* _The task_:
Write each line out again exactly as written.

* _Given data_:
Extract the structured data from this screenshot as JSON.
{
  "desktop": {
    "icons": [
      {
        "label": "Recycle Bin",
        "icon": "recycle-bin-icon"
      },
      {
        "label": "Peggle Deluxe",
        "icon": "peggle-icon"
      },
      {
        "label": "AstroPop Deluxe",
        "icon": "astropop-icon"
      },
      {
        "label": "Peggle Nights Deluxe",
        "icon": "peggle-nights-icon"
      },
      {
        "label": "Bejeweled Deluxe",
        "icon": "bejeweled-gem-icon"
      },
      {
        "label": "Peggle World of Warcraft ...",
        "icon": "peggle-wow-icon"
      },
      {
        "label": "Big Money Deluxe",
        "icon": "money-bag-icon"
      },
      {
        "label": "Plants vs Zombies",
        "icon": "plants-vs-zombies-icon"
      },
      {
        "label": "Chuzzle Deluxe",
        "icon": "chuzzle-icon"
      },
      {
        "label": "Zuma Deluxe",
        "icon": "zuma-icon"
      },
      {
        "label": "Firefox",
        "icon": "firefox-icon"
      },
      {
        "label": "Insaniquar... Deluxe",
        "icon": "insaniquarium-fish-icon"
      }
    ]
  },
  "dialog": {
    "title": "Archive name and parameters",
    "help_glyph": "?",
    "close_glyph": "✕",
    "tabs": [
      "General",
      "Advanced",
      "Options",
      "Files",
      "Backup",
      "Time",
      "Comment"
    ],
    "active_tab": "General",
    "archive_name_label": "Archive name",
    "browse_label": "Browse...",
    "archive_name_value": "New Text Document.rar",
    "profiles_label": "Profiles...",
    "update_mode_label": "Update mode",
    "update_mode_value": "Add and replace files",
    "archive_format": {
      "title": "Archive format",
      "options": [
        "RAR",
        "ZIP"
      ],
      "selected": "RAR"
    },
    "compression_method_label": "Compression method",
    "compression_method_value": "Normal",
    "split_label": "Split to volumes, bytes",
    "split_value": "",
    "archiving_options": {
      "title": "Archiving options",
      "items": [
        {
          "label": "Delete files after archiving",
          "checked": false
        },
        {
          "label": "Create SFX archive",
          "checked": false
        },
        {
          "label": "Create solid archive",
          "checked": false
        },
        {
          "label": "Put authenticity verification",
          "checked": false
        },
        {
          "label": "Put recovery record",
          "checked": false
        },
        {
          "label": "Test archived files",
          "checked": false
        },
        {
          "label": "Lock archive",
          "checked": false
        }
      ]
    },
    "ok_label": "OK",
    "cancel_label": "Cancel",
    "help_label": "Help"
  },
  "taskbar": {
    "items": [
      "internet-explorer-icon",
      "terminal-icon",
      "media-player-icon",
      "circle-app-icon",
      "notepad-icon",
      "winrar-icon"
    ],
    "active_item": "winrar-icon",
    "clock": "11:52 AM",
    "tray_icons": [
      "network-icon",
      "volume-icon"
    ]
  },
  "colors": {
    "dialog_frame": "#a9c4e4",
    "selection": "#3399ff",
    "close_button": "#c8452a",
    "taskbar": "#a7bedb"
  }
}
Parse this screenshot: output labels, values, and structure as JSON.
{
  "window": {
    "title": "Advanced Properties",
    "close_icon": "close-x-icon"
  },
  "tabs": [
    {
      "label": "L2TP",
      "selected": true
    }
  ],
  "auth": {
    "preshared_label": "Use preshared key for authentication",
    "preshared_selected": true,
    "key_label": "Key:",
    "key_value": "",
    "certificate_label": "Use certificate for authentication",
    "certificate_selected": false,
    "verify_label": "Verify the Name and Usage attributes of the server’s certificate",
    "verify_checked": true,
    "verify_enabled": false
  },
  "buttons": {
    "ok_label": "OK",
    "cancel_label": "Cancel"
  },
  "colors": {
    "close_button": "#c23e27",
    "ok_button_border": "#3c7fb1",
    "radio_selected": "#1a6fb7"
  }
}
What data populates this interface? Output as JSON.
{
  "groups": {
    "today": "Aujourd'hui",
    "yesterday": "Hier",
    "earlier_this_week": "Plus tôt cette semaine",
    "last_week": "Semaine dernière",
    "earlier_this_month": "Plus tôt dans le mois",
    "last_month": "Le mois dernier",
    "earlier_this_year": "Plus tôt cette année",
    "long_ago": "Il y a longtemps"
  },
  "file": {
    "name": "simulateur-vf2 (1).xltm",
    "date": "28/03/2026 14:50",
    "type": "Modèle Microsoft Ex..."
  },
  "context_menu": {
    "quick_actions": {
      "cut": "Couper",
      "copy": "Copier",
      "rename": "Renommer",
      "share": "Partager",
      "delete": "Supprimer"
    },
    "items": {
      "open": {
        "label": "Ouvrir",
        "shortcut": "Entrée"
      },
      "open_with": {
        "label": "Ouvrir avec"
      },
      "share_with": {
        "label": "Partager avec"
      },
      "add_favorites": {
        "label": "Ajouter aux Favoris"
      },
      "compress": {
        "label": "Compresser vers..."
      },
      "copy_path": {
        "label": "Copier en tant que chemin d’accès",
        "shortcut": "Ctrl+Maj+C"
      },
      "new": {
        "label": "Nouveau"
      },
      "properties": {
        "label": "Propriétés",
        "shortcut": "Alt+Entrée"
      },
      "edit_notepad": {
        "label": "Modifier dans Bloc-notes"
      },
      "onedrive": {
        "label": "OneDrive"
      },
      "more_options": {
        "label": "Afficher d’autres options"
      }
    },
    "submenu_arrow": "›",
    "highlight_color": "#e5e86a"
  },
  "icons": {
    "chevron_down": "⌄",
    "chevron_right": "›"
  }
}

* _Correct result_:
Extract the structured data from this screenshot as JSON.
{
  "desktop": {
    "icons": [
      {
        "label": "Recycle Bin",
        "icon": "recycle-bin-icon"
      },
      {
        "label": "Peggle Deluxe",
        "icon": "peggle-icon"
      },
      {
        "label": "AstroPop Deluxe",
        "icon": "astropop-icon"
      },
      {
        "label": "Peggle Nights Deluxe",
        "icon": "peggle-nights-icon"
      },
      {
        "label": "Bejeweled Deluxe",
        "icon": "bejeweled-gem-icon"
      },
      {
        "label": "Peggle World of Warcraft ...",
        "icon": "peggle-wow-icon"
      },
      {
        "label": "Big Money Deluxe",
        "icon": "money-bag-icon"
      },
      {
        "label": "Plants vs Zombies",
        "icon": "plants-vs-zombies-icon"
      },
      {
        "label": "Chuzzle Deluxe",
        "icon": "chuzzle-icon"
      },
      {
        "label": "Zuma Deluxe",
        "icon": "zuma-icon"
      },
      {
        "label": "Firefox",
        "icon": "firefox-icon"
      },
      {
        "label": "Insaniquar... Deluxe",
        "icon": "insaniquarium-fish-icon"
      }
    ]
  },
  "dialog": {
    "title": "Archive name and parameters",
    "help_glyph": "?",
    "close_glyph": "✕",
    "tabs": [
      "General",
      "Advanced",
      "Options",
      "Files",
      "Backup",
      "Time",
      "Comment"
    ],
    "active_tab": "General",
    "archive_name_label": "Archive name",
    "browse_label": "Browse...",
    "archive_name_value": "New Text Document.rar",
    "profiles_label": "Profiles...",
    "update_mode_label": "Update mode",
    "update_mode_value": "Add and replace files",
    "archive_format": {
      "title": "Archive format",
      "options": [
        "RAR",
        "ZIP"
      ],
      "selected": "RAR"
    },
    "compression_method_label": "Compression method",
    "compression_method_value": "Normal",
    "split_label": "Split to volumes, bytes",
    "split_value": "",
    "archiving_options": {
      "title": "Archiving options",
      "items": [
        {
          "label": "Delete files after archiving",
          "checked": false
        },
        {
          "label": "Create SFX archive",
          "checked": false
        },
        {
          "label": "Create solid archive",
          "checked": false
        },
        {
          "label": "Put authenticity verification",
          "checked": false
        },
        {
          "label": "Put recovery record",
          "checked": false
        },
        {
          "label": "Test archived files",
          "checked": false
        },
        {
          "label": "Lock archive",
          "checked": false
        }
      ]
    },
    "ok_label": "OK",
    "cancel_label": "Cancel",
    "help_label": "Help"
  },
  "taskbar": {
    "items": [
      "internet-explorer-icon",
      "terminal-icon",
      "media-player-icon",
      "circle-app-icon",
      "notepad-icon",
      "winrar-icon"
    ],
    "active_item": "winrar-icon",
    "clock": "11:52 AM",
    "tray_icons": [
      "network-icon",
      "volume-icon"
    ]
  },
  "colors": {
    "dialog_frame": "#a9c4e4",
    "selection": "#3399ff",
    "close_button": "#c8452a",
    "taskbar": "#a7bedb"
  }
}
Parse this screenshot: output labels, values, and structure as JSON.
{
  "window": {
    "title": "Advanced Properties",
    "close_icon": "close-x-icon"
  },
  "tabs": [
    {
      "label": "L2TP",
      "selected": true
    }
  ],
  "auth": {
    "preshared_label": "Use preshared key for authentication",
    "preshared_selected": true,
    "key_label": "Key:",
    "key_value": "",
    "certificate_label": "Use certificate for authentication",
    "certificate_selected": false,
    "verify_label": "Verify the Name and Usage attributes of the server’s certificate",
    "verify_checked": true,
    "verify_enabled": false
  },
  "buttons": {
    "ok_label": "OK",
    "cancel_label": "Cancel"
  },
  "colors": {
    "close_button": "#c23e27",
    "ok_button_border": "#3c7fb1",
    "radio_selected": "#1a6fb7"
  }
}
What data populates this interface? Output as JSON.
{
  "groups": {
    "today": "Aujourd'hui",
    "yesterday": "Hier",
    "earlier_this_week": "Plus tôt cette semaine",
    "last_week": "Semaine dernière",
    "earlier_this_month": "Plus tôt dans le mois",
    "last_month": "Le mois dernier",
    "earlier_this_year": "Plus tôt cette année",
    "long_ago": "Il y a longtemps"
  },
  "file": {
    "name": "simulateur-vf2 (1).xltm",
    "date": "28/03/2026 14:50",
    "type": "Modèle Microsoft Ex..."
  },
  "context_menu": {
    "quick_actions": {
      "cut": "Couper",
      "copy": "Copier",
      "rename": "Renommer",
      "share": "Partager",
      "delete": "Supprimer"
    },
    "items": {
      "open": {
        "label": "Ouvrir",
        "shortcut": "Entrée"
      },
      "open_with": {
        "label": "Ouvrir avec"
      },
      "share_with": {
        "label": "Partager avec"
      },
      "add_favorites": {
        "label": "Ajouter aux Favoris"
      },
      "compress": {
        "label": "Compresser vers..."
      },
      "copy_path": {
        "label": "Copier en tant que chemin d’accès",
        "shortcut": "Ctrl+Maj+C"
      },
      "new": {
        "label": "Nouveau"
      },
      "properties": {
        "label": "Propriétés",
        "shortcut": "Alt+Entrée"
      },
      "edit_notepad": {
        "label": "Modifier dans Bloc-notes"
      },
      "onedrive": {
        "label": "OneDrive"
      },
      "more_options": {
        "label": "Afficher d’autres options"
      }
    },
    "submenu_arrow": "›",
    "highlight_color": "#e5e86a"
  },
  "icons": {
    "chevron_down": "⌄",
    "chevron_right": "›"
  }
}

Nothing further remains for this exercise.